(Lines of data)
** begin **
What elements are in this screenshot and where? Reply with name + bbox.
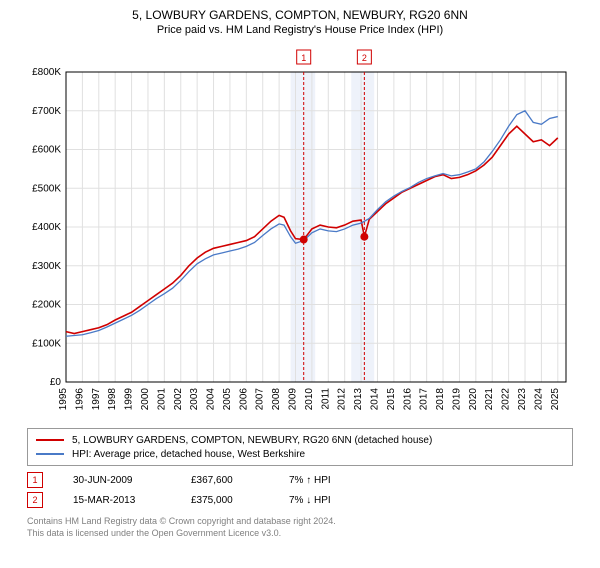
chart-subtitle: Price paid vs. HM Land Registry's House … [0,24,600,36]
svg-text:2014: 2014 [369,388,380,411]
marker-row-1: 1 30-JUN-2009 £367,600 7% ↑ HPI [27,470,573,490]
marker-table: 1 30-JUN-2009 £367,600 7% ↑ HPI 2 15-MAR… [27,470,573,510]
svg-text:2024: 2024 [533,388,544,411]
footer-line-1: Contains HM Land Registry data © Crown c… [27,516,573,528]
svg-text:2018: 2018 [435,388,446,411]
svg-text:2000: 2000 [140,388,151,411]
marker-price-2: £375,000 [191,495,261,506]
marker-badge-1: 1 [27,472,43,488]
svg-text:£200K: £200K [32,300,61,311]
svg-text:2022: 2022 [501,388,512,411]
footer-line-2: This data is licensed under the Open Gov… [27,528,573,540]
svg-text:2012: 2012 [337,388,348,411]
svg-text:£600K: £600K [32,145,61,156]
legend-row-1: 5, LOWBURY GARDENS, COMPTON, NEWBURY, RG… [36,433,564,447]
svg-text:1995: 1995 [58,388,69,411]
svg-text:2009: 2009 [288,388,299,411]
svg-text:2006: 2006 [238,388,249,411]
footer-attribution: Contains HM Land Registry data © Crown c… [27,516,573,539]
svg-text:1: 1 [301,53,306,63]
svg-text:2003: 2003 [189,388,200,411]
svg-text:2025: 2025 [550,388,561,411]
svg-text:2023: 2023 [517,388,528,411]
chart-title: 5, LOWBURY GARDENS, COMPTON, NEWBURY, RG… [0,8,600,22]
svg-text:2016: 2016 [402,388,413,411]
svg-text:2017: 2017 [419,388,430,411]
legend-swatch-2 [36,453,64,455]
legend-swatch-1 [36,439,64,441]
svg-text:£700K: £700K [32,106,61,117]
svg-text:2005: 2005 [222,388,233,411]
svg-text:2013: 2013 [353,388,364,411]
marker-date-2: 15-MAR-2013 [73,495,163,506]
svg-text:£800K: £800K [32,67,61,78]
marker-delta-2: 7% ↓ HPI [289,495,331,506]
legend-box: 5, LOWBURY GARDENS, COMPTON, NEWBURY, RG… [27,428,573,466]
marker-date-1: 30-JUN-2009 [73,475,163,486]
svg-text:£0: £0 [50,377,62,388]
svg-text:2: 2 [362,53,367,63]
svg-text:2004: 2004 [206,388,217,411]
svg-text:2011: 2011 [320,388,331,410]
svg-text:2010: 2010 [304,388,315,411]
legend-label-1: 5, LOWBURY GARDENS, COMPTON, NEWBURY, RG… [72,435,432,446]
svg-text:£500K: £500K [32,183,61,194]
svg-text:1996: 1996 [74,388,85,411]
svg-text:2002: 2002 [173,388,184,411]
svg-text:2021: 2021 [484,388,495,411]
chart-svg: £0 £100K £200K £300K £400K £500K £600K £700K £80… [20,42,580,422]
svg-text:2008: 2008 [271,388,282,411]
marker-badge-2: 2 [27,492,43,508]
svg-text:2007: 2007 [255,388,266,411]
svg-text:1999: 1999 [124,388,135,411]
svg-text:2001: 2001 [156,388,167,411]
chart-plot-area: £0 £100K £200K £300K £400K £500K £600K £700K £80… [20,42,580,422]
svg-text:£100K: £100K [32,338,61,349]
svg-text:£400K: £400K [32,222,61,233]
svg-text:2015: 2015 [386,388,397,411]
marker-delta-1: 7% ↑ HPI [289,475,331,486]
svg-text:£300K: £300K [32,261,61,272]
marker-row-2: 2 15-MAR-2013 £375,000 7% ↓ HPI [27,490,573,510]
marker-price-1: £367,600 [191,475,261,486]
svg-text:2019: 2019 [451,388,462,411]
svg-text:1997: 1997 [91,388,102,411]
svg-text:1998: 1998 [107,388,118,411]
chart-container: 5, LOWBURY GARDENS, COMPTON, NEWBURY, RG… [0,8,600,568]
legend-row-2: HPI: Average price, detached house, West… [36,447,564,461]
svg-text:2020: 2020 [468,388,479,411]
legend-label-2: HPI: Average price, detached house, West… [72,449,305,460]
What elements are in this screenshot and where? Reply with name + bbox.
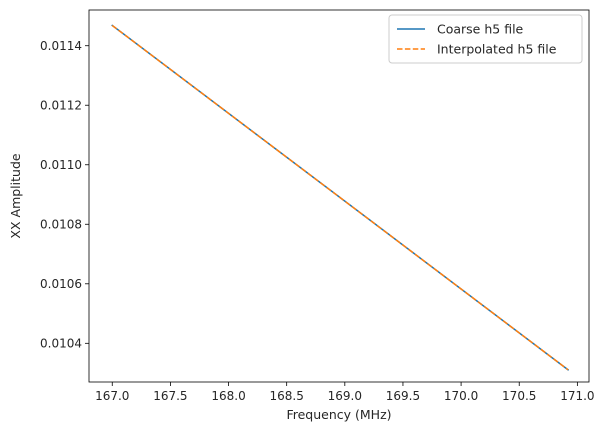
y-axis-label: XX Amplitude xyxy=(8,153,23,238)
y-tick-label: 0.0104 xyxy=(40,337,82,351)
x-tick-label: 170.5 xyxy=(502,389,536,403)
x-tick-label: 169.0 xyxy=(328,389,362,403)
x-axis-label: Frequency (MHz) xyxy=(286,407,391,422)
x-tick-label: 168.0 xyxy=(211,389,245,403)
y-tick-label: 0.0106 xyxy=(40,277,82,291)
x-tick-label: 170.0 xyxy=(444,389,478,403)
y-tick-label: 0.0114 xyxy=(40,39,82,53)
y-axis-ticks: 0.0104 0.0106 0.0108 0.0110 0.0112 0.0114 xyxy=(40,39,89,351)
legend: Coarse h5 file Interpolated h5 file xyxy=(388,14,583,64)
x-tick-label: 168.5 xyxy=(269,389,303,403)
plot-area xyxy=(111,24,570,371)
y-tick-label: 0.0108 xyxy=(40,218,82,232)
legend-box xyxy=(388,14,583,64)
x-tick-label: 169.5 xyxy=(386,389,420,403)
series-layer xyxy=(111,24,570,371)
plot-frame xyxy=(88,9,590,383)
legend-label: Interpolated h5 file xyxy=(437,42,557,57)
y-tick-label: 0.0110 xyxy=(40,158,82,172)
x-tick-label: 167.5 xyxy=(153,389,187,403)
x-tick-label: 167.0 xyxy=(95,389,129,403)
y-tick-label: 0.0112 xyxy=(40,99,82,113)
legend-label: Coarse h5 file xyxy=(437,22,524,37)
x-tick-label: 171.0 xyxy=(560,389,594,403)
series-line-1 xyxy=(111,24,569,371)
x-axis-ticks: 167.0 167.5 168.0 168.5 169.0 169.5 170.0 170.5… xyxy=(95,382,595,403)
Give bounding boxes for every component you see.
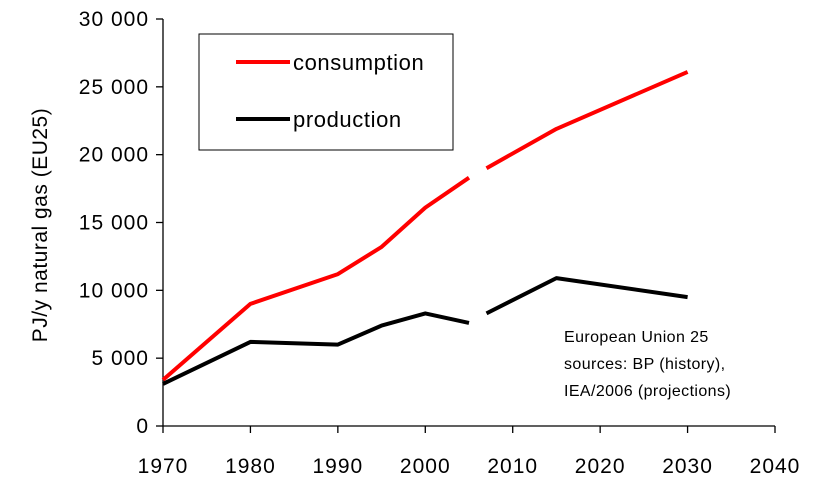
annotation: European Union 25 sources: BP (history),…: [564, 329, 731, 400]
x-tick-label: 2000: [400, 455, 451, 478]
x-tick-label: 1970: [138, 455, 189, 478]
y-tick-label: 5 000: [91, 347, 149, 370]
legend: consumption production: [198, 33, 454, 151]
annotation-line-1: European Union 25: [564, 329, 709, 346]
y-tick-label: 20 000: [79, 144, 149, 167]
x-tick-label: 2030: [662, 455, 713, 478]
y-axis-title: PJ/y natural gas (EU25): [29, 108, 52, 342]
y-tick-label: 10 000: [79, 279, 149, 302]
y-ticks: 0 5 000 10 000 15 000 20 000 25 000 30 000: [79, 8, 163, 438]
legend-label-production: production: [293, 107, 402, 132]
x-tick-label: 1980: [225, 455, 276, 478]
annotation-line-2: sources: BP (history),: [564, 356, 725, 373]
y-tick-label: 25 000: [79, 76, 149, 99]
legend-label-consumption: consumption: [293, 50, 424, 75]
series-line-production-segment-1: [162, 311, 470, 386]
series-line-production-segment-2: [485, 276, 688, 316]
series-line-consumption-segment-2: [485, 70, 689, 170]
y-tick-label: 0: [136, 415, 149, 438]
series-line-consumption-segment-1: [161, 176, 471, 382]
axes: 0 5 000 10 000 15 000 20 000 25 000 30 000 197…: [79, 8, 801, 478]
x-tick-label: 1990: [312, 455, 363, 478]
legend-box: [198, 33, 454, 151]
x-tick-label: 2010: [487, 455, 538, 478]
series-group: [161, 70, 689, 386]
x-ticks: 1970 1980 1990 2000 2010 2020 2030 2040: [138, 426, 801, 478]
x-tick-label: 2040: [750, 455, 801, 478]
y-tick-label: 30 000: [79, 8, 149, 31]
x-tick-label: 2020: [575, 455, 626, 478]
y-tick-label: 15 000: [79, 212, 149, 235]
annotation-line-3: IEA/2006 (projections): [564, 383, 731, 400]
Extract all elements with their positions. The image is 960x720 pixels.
** end **
• _Directions_: Could you return, unchanged, the lines of the material from the one with "annotation: European Union" through the final line, both included?

• _Answer in full_:
annotation: European Union 25 sources: BP (history),…: [564, 329, 731, 400]
x-tick-label: 2000: [400, 455, 451, 478]
x-tick-label: 1970: [138, 455, 189, 478]
y-tick-label: 5 000: [91, 347, 149, 370]
legend: consumption production: [198, 33, 454, 151]
annotation-line-1: European Union 25: [564, 329, 709, 346]
y-tick-label: 20 000: [79, 144, 149, 167]
x-tick-label: 2030: [662, 455, 713, 478]
y-axis-title: PJ/y natural gas (EU25): [29, 108, 52, 342]
y-tick-label: 10 000: [79, 279, 149, 302]
y-ticks: 0 5 000 10 000 15 000 20 000 25 000 30 000: [79, 8, 163, 438]
legend-label-production: production: [293, 107, 402, 132]
x-tick-label: 1980: [225, 455, 276, 478]
annotation-line-2: sources: BP (history),: [564, 356, 725, 373]
y-tick-label: 25 000: [79, 76, 149, 99]
legend-label-consumption: consumption: [293, 50, 424, 75]
series-line-production-segment-1: [162, 311, 470, 386]
series-line-production-segment-2: [485, 276, 688, 316]
series-line-consumption-segment-2: [485, 70, 689, 170]
y-tick-label: 0: [136, 415, 149, 438]
series-line-consumption-segment-1: [161, 176, 471, 382]
axes: 0 5 000 10 000 15 000 20 000 25 000 30 000 197…: [79, 8, 801, 478]
x-tick-label: 1990: [312, 455, 363, 478]
legend-box: [198, 33, 454, 151]
x-tick-label: 2010: [487, 455, 538, 478]
series-group: [161, 70, 689, 386]
x-ticks: 1970 1980 1990 2000 2010 2020 2030 2040: [138, 426, 801, 478]
x-tick-label: 2040: [750, 455, 801, 478]
y-tick-label: 30 000: [79, 8, 149, 31]
x-tick-label: 2020: [575, 455, 626, 478]
y-tick-label: 15 000: [79, 212, 149, 235]
annotation-line-3: IEA/2006 (projections): [564, 383, 731, 400]
Extract all elements with their positions. The image is 960x720 pixels.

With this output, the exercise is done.